> _Work to be completed_
Report the number of lines where the string "bestellt" occurs, and write nothing else.

> _Records for the exercise_

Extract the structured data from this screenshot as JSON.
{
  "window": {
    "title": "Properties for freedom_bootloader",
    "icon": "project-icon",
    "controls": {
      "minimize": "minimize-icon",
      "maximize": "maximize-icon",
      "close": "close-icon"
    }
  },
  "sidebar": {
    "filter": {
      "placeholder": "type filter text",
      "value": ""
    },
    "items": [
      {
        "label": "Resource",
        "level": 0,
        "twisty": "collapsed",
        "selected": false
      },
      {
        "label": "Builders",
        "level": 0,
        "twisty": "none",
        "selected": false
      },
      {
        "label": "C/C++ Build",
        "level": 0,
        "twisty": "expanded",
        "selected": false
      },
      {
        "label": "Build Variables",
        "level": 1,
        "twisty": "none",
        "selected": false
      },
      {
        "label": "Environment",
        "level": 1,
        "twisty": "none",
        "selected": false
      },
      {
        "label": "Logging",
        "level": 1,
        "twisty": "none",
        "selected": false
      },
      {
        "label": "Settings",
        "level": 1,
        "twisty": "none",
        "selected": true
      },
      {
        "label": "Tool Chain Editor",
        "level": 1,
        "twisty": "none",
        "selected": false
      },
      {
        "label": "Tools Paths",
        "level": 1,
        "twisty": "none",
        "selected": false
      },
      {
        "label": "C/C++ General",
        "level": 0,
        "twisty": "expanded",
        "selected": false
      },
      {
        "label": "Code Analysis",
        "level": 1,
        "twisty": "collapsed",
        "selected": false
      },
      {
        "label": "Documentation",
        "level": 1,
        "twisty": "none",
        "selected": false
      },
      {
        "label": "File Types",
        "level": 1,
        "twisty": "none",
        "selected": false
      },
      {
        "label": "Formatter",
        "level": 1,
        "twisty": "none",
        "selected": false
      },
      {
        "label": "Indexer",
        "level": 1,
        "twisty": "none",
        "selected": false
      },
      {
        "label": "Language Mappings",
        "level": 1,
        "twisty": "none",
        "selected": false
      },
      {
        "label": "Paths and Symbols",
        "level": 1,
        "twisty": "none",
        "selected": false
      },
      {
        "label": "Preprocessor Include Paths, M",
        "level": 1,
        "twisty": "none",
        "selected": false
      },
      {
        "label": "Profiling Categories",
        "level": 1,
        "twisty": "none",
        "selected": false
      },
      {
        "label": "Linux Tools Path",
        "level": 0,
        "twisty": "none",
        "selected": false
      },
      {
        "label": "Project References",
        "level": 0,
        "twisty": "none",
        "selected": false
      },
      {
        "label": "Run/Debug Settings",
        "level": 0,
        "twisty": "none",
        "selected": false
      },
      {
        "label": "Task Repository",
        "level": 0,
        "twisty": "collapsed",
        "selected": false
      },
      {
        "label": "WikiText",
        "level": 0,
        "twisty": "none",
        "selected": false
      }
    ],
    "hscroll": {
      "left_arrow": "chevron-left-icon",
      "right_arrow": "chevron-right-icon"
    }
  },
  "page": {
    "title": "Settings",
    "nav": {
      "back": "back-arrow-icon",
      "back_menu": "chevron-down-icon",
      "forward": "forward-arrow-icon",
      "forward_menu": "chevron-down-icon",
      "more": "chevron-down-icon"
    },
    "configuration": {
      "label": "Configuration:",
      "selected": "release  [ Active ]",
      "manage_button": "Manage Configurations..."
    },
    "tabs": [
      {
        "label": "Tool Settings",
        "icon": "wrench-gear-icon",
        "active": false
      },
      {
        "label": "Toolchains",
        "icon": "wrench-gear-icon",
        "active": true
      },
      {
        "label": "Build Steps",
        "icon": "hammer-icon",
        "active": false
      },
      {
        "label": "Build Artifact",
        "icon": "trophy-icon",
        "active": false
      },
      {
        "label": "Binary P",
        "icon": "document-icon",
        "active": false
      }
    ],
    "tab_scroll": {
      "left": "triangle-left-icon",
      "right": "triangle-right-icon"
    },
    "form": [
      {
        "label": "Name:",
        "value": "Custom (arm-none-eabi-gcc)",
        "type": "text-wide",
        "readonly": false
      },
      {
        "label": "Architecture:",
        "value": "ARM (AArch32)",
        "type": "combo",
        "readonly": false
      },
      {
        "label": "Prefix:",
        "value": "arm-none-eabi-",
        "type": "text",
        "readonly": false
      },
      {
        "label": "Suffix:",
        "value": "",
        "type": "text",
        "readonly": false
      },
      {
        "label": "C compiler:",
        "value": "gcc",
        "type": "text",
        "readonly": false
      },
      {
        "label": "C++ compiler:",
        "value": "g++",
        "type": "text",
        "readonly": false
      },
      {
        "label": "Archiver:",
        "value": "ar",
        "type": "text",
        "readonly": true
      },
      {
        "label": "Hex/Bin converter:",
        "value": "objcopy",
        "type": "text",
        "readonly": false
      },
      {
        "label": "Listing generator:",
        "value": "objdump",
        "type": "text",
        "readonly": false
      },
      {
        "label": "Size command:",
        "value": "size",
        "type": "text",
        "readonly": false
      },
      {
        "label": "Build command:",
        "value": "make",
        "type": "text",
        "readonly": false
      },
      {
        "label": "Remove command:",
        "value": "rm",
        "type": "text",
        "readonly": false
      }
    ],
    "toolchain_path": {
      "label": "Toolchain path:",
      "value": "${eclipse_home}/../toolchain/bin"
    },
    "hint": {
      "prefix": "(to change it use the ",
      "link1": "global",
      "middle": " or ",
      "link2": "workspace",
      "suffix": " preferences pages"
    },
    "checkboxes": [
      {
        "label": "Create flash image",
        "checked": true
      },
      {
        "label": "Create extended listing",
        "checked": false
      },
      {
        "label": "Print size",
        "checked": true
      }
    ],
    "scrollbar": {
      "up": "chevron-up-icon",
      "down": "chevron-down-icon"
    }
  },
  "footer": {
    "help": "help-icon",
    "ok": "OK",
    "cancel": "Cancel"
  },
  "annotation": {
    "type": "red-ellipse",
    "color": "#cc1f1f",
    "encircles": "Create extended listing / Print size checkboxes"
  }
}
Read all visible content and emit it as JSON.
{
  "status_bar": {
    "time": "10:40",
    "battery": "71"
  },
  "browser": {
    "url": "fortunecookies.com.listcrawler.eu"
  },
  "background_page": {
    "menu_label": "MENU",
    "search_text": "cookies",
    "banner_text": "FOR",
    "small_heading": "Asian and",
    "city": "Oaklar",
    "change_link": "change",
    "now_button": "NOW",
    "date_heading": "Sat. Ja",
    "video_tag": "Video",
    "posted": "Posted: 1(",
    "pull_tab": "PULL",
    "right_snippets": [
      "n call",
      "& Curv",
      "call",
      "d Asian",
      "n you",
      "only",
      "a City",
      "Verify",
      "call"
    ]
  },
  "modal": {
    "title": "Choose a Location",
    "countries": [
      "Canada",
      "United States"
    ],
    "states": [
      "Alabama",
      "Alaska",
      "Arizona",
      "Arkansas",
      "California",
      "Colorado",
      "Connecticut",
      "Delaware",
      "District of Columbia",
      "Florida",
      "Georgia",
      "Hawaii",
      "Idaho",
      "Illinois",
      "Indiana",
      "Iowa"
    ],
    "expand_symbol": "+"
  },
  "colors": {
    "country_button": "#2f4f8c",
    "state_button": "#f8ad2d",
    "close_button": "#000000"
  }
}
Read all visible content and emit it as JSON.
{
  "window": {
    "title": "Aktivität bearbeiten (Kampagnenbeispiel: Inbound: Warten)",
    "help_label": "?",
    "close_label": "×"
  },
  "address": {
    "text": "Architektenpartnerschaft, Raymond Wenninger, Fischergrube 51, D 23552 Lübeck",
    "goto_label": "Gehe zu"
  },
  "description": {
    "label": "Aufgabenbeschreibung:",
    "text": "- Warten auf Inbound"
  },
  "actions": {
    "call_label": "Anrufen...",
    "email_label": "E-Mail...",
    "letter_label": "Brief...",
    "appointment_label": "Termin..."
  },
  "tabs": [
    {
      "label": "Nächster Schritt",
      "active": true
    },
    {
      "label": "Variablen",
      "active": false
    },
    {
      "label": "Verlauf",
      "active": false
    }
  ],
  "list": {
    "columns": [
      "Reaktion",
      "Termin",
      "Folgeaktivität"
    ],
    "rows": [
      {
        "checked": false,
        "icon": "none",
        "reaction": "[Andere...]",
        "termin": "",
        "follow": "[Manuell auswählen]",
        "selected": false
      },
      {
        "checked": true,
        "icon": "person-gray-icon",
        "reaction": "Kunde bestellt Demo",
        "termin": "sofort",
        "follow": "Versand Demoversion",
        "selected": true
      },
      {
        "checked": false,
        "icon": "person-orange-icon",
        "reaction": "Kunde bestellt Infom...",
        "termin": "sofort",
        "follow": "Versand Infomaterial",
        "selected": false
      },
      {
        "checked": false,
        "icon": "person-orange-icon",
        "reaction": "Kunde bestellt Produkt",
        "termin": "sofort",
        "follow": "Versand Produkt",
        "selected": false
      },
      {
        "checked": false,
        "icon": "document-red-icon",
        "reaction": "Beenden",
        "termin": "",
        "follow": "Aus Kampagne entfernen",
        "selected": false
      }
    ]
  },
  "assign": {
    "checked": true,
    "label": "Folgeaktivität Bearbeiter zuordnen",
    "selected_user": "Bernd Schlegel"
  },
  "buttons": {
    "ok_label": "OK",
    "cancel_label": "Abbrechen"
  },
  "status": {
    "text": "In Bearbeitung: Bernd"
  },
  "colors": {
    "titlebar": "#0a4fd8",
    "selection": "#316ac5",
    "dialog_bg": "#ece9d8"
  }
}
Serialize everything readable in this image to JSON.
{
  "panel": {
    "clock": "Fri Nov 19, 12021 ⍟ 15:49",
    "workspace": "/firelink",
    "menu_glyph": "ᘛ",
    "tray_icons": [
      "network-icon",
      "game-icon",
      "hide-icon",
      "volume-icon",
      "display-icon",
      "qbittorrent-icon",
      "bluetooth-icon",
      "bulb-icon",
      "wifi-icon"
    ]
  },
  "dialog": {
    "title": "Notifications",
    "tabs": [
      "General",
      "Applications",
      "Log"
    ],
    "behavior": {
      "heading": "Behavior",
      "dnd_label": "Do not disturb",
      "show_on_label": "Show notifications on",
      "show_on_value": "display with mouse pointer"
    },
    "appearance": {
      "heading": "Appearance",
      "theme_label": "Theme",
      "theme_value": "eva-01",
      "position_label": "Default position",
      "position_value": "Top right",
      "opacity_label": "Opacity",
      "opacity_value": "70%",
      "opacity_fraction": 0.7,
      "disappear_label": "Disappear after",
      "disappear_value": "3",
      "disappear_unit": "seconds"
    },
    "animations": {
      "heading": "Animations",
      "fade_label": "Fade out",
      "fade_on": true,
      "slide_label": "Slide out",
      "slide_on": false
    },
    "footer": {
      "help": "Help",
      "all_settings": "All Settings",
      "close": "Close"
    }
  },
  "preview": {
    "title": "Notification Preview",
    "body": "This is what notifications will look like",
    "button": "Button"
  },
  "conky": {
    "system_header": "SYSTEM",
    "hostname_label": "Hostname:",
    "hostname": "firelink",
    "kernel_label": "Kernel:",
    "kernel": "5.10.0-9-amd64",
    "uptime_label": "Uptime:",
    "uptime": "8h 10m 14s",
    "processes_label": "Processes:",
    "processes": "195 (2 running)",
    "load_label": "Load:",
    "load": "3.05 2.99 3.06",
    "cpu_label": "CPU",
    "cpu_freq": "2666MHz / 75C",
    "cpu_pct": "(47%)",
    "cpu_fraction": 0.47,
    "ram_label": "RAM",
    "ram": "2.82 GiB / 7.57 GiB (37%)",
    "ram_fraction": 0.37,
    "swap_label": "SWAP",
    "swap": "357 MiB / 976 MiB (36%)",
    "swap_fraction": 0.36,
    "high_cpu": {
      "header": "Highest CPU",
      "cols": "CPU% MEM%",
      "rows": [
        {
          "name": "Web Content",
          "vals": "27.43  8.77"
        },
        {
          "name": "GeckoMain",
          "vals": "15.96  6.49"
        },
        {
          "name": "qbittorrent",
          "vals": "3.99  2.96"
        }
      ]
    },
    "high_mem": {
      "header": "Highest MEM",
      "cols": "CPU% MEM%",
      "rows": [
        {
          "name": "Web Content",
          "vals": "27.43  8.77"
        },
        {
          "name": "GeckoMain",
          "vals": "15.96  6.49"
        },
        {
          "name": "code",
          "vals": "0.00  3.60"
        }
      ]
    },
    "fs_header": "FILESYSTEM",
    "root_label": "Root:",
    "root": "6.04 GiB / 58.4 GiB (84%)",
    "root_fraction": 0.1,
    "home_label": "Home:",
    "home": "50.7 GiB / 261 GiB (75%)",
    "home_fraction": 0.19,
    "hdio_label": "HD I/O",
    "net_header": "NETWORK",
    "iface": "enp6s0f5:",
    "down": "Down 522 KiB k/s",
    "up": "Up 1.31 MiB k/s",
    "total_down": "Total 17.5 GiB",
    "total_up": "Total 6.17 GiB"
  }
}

> _Answer to the exercise_
3